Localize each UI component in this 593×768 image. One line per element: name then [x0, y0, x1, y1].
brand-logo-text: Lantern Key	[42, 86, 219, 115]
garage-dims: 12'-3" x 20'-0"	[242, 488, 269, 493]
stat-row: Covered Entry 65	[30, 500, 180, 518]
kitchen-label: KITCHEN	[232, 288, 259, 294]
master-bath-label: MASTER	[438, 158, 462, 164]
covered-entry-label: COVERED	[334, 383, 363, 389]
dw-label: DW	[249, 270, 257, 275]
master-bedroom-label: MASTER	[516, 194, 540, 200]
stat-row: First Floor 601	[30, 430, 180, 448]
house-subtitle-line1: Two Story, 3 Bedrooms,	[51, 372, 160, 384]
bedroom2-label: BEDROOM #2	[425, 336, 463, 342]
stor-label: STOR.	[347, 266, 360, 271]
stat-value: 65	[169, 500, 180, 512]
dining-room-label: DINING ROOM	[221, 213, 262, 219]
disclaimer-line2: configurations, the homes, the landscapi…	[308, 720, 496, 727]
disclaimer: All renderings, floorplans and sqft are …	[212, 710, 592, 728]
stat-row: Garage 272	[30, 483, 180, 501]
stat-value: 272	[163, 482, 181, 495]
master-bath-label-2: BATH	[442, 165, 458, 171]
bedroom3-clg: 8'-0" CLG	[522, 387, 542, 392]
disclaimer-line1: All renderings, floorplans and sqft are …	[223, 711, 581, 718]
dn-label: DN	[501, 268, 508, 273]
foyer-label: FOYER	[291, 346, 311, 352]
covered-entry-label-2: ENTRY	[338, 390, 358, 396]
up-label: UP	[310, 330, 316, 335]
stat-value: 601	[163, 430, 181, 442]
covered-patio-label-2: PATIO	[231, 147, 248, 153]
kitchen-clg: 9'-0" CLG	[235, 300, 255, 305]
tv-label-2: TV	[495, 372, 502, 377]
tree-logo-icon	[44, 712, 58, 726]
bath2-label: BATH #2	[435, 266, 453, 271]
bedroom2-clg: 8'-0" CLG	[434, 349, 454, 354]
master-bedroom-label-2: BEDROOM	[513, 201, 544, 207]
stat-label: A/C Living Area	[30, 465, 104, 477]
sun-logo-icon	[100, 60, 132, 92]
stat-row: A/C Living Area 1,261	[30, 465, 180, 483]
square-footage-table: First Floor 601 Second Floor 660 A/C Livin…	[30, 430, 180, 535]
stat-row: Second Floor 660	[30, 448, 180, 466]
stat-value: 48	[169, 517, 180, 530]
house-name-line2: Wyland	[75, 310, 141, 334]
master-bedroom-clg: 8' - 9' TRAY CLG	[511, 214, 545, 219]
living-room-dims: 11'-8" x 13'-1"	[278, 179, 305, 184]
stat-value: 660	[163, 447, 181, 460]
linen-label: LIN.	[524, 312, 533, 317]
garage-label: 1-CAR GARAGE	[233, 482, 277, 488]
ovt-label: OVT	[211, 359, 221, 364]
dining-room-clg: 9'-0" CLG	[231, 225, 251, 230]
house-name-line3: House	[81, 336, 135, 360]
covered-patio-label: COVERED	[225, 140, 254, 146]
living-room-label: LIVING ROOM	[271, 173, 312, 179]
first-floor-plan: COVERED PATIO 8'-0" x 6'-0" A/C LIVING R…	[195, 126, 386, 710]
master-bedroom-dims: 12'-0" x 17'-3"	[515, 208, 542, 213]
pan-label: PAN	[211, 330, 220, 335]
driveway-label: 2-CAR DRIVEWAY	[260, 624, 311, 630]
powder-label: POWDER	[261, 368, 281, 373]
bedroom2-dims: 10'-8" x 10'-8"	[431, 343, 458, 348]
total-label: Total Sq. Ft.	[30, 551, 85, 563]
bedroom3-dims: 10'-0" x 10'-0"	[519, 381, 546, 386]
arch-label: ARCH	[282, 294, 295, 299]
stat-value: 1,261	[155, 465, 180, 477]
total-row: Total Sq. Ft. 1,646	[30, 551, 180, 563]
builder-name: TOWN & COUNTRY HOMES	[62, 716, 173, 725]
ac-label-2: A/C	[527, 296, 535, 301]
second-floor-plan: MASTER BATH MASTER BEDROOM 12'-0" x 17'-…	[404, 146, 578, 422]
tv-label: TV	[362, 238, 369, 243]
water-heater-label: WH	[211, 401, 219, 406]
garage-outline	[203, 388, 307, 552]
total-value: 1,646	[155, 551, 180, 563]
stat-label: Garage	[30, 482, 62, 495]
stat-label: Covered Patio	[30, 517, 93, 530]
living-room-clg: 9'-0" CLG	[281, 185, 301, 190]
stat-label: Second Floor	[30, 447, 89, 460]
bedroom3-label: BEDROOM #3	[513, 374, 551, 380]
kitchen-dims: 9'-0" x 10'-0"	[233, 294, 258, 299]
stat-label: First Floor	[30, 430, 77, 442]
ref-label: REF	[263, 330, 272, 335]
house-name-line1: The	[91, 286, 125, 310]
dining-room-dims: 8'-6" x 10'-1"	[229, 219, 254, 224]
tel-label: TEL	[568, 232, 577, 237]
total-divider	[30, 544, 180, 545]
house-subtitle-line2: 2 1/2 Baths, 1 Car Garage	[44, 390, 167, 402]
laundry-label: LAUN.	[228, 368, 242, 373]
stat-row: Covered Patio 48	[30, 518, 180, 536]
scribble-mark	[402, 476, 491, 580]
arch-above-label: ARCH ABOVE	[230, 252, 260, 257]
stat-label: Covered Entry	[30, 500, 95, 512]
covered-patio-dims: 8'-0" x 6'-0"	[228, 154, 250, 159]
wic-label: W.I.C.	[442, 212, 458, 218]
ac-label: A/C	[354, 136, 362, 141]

···

Task description → Reproduce all of the material above, swapping every "stat-row" for "table-row" and leaving everything else unchanged.

Solution →
Localize each UI component in this 593×768 image. One line per element: name then [x0, y0, x1, y1].
brand-logo-text: Lantern Key	[42, 86, 219, 115]
garage-dims: 12'-3" x 20'-0"	[242, 488, 269, 493]
table-row: Covered Entry 65	[30, 500, 180, 518]
kitchen-label: KITCHEN	[232, 288, 259, 294]
master-bath-label: MASTER	[438, 158, 462, 164]
covered-entry-label: COVERED	[334, 383, 363, 389]
dw-label: DW	[249, 270, 257, 275]
master-bedroom-label: MASTER	[516, 194, 540, 200]
table-row: First Floor 601	[30, 430, 180, 448]
house-subtitle-line1: Two Story, 3 Bedrooms,	[51, 372, 160, 384]
bedroom2-label: BEDROOM #2	[425, 336, 463, 342]
stor-label: STOR.	[347, 266, 360, 271]
stat-value: 65	[169, 500, 180, 512]
dining-room-label: DINING ROOM	[221, 213, 262, 219]
disclaimer-line2: configurations, the homes, the landscapi…	[308, 720, 496, 727]
disclaimer: All renderings, floorplans and sqft are …	[212, 710, 592, 728]
table-row: Garage 272	[30, 483, 180, 501]
stat-value: 272	[163, 482, 181, 495]
master-bath-label-2: BATH	[442, 165, 458, 171]
bedroom3-clg: 8'-0" CLG	[522, 387, 542, 392]
disclaimer-line1: All renderings, floorplans and sqft are …	[223, 711, 581, 718]
dn-label: DN	[501, 268, 508, 273]
foyer-label: FOYER	[291, 346, 311, 352]
covered-entry-label-2: ENTRY	[338, 390, 358, 396]
up-label: UP	[310, 330, 316, 335]
stat-value: 601	[163, 430, 181, 442]
covered-patio-label-2: PATIO	[231, 147, 248, 153]
kitchen-clg: 9'-0" CLG	[235, 300, 255, 305]
tv-label-2: TV	[495, 372, 502, 377]
tree-logo-icon	[44, 712, 58, 726]
bath2-label: BATH #2	[435, 266, 453, 271]
bedroom2-clg: 8'-0" CLG	[434, 349, 454, 354]
master-bedroom-label-2: BEDROOM	[513, 201, 544, 207]
stat-label: A/C Living Area	[30, 465, 104, 477]
sun-logo-icon	[100, 60, 132, 92]
table-row: A/C Living Area 1,261	[30, 465, 180, 483]
square-footage-table: First Floor 601 Second Floor 660 A/C Livin…	[30, 430, 180, 535]
table-row: Second Floor 660	[30, 448, 180, 466]
stat-value: 48	[169, 517, 180, 530]
house-name-line2: Wyland	[75, 310, 141, 334]
master-bedroom-clg: 8' - 9' TRAY CLG	[511, 214, 545, 219]
living-room-dims: 11'-8" x 13'-1"	[278, 179, 305, 184]
stat-value: 660	[163, 447, 181, 460]
linen-label: LIN.	[524, 312, 533, 317]
garage-label: 1-CAR GARAGE	[233, 482, 277, 488]
ovt-label: OVT	[211, 359, 221, 364]
dining-room-clg: 9'-0" CLG	[231, 225, 251, 230]
house-name-line3: House	[81, 336, 135, 360]
covered-patio-label: COVERED	[225, 140, 254, 146]
living-room-label: LIVING ROOM	[271, 173, 312, 179]
first-floor-plan: COVERED PATIO 8'-0" x 6'-0" A/C LIVING R…	[195, 126, 386, 710]
master-bedroom-dims: 12'-0" x 17'-3"	[515, 208, 542, 213]
pan-label: PAN	[211, 330, 220, 335]
driveway-label: 2-CAR DRIVEWAY	[260, 624, 311, 630]
powder-label: POWDER	[261, 368, 281, 373]
bedroom2-dims: 10'-8" x 10'-8"	[431, 343, 458, 348]
total-label: Total Sq. Ft.	[30, 551, 85, 563]
bedroom3-dims: 10'-0" x 10'-0"	[519, 381, 546, 386]
arch-label: ARCH	[282, 294, 295, 299]
stat-value: 1,261	[155, 465, 180, 477]
total-row: Total Sq. Ft. 1,646	[30, 551, 180, 563]
builder-name: TOWN & COUNTRY HOMES	[62, 716, 173, 725]
ac-label-2: A/C	[527, 296, 535, 301]
second-floor-plan: MASTER BATH MASTER BEDROOM 12'-0" x 17'-…	[404, 146, 578, 422]
tv-label: TV	[362, 238, 369, 243]
water-heater-label: WH	[211, 401, 219, 406]
garage-outline	[203, 388, 307, 552]
total-value: 1,646	[155, 551, 180, 563]
stat-label: Garage	[30, 482, 62, 495]
stat-label: Covered Patio	[30, 517, 93, 530]
living-room-clg: 9'-0" CLG	[281, 185, 301, 190]
stat-label: Second Floor	[30, 447, 89, 460]
bedroom3-label: BEDROOM #3	[513, 374, 551, 380]
kitchen-dims: 9'-0" x 10'-0"	[233, 294, 258, 299]
stat-label: First Floor	[30, 430, 77, 442]
ref-label: REF	[263, 330, 272, 335]
house-name-line1: The	[91, 286, 125, 310]
dining-room-dims: 8'-6" x 10'-1"	[229, 219, 254, 224]
tel-label: TEL	[568, 232, 577, 237]
total-divider	[30, 544, 180, 545]
house-subtitle-line2: 2 1/2 Baths, 1 Car Garage	[44, 390, 167, 402]
laundry-label: LAUN.	[228, 368, 242, 373]
table-row: Covered Patio 48	[30, 518, 180, 536]
scribble-mark	[402, 476, 491, 580]
arch-above-label: ARCH ABOVE	[230, 252, 260, 257]
stat-label: Covered Entry	[30, 500, 95, 512]
covered-patio-dims: 8'-0" x 6'-0"	[228, 154, 250, 159]
wic-label: W.I.C.	[442, 212, 458, 218]
ac-label: A/C	[354, 136, 362, 141]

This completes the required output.